*** SOURCE PASSAGE Section Begins ***

6. Guard Chain Integration

The guard chain enforces authorization, flow budgets, and journal commits. See Authorization for the full specification.

Guard Chain Pattern

Guards are pure: evaluation runs synchronously over a prepared GuardSnapshot:

#![allow(unused)]
fn main() {
// Phase 1: Authorization via Biscuit + policy (async, cached)
let token = effects.verify_biscuit(&request.token).await?;

// Phase 2: Prepare snapshot and evaluate guards (sync)
let snapshot = GuardSnapshot {
    capabilities: token.capabilities(),
    flow_budget: current_budget,
    ..Default::default()
};
let commands = guard_chain.evaluate(&snapshot, &request)?;

// Phase 3: Execute commands (async)
for command in commands {
    interpreter.execute(command).await?;
}
}

No transport observable occurs until the interpreter executes commands in order.

Security Annotations

Choreography annotations compile to guard chain commands:

  • guard_capability: Creates capability check before send
  • flow_cost: Charges flow budget
  • journal_facts: Records facts after successful send
  • leak: Records leakage budget charge

7. Domain Service Pattern

Domain crates define stateless handlers; the agent layer wraps them with services.

Domain Handler

#![allow(unused)]
fn main() {
// In domain crate (e.g., aura-chat/src/service.rs)
pub struct ChatHandler;

impl ChatHandler {
    pub async fn send_message<E>(
        &self,
        effects: &E,
        channel_id: ChannelId,
        content: String,
    ) -> Result<MessageId>
    where
        E: StorageEffects + RandomEffects + PhysicalTimeEffects
    {
        let message_id = effects.random_uuid().await;
        // ... domain logic
        Ok(message_id)
    }
}
}

Agent Service Wrapper

#![allow(unused)]
fn main() {
// In aura-agent/src/handlers/chat_service.rs
pub struct ChatService {
    handler: ChatHandler,
    effects: Arc<RwLock<AuraEffectSystem>>,
}

impl ChatService {
    pub async fn send_message(
        &self,
        channel_id: ChannelId,
        content: String,
    ) -> AgentResult<MessageId> {
        let effects = self.effects.read().await;
        self.handler.send_message(&*effects, channel_id, content)

*** SOURCE PASSAGE Section Ends ***
*** LISTED RECORDS Section Begins ***

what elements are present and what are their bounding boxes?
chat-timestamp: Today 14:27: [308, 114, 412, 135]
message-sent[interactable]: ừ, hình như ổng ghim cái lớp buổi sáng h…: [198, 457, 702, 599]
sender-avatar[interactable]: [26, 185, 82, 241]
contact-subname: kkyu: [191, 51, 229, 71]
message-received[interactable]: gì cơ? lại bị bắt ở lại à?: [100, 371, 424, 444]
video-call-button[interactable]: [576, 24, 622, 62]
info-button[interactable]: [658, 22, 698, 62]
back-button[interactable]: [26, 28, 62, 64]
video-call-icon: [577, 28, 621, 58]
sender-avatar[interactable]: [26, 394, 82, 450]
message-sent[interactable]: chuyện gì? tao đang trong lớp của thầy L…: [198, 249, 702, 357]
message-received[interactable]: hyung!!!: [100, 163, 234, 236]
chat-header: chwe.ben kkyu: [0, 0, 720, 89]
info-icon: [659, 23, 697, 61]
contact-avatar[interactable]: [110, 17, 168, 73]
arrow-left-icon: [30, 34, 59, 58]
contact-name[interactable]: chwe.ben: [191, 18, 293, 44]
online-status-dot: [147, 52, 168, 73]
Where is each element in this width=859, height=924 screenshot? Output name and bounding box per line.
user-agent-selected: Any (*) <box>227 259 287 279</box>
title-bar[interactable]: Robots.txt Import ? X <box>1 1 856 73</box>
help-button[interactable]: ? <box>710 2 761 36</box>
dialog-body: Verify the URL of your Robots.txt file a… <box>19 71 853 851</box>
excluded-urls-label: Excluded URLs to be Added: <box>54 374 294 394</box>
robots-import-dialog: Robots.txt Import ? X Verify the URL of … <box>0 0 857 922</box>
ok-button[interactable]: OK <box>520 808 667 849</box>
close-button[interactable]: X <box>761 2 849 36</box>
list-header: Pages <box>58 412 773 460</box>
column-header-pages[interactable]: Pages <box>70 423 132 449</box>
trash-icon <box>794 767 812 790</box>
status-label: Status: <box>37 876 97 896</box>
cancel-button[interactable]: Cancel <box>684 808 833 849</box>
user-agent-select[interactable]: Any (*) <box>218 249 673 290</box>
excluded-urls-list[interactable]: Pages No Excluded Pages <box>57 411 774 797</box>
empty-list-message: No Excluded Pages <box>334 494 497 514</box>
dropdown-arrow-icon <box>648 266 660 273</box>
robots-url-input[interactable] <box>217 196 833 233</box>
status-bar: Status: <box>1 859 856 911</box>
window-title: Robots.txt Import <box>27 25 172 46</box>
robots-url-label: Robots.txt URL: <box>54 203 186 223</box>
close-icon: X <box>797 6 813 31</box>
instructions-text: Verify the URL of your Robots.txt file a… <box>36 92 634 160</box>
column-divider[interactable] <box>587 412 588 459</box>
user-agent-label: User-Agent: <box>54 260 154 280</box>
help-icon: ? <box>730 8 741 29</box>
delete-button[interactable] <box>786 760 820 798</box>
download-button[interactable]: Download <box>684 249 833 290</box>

*** LISTED RECORDS Section Ends ***

_HOW TO COMPLETE THIS TASK_: Can you summarize the text on guard chains and domain services in two sentences?

_WRITTEN RESPONSE_: The guard chain enforces authorization, flow budgets, and journal commits: guards evaluate synchronously over a prepared GuardSnapshot, choreography annotations compile to guard chain commands, and no transport observable occurs until the interpreter executes those commands in order. Under the domain service pattern, domain crates define stateless handlers, and the agent layer wraps them with services.